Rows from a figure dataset

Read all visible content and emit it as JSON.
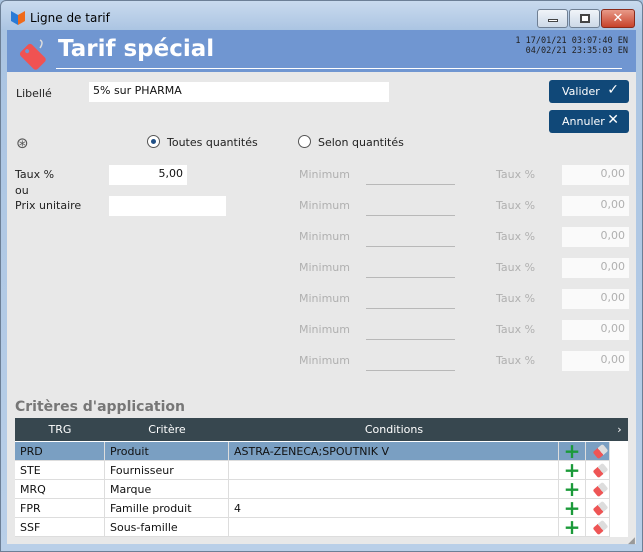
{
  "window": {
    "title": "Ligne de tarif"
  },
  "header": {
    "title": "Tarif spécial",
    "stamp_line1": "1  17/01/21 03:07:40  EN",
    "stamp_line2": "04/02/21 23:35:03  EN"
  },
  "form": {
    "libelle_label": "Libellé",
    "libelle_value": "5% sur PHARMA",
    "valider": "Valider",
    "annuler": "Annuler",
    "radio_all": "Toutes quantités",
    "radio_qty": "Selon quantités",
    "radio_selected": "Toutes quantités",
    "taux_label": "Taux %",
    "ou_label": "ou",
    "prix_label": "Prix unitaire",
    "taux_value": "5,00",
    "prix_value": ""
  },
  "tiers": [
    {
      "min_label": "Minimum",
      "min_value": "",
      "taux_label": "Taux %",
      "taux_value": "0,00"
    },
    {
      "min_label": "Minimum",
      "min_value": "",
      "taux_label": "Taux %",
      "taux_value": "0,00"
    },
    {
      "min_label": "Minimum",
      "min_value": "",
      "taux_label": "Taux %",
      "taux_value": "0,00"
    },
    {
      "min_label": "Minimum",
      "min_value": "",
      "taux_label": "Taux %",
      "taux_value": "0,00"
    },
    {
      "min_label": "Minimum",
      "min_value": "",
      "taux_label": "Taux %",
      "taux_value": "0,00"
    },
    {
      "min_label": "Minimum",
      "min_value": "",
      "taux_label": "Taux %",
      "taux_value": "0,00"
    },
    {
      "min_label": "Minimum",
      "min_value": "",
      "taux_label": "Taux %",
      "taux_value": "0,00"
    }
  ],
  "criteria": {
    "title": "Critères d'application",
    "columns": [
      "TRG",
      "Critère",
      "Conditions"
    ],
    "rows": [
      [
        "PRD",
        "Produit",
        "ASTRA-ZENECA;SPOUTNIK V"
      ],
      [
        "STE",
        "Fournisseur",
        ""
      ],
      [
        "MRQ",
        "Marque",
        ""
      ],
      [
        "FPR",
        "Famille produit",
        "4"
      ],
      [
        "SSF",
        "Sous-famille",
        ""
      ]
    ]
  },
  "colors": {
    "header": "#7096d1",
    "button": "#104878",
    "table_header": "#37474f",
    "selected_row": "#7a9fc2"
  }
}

Task details: Across the records, how many lines contain "quantités"? Only the number should be given.

Finished answer: 3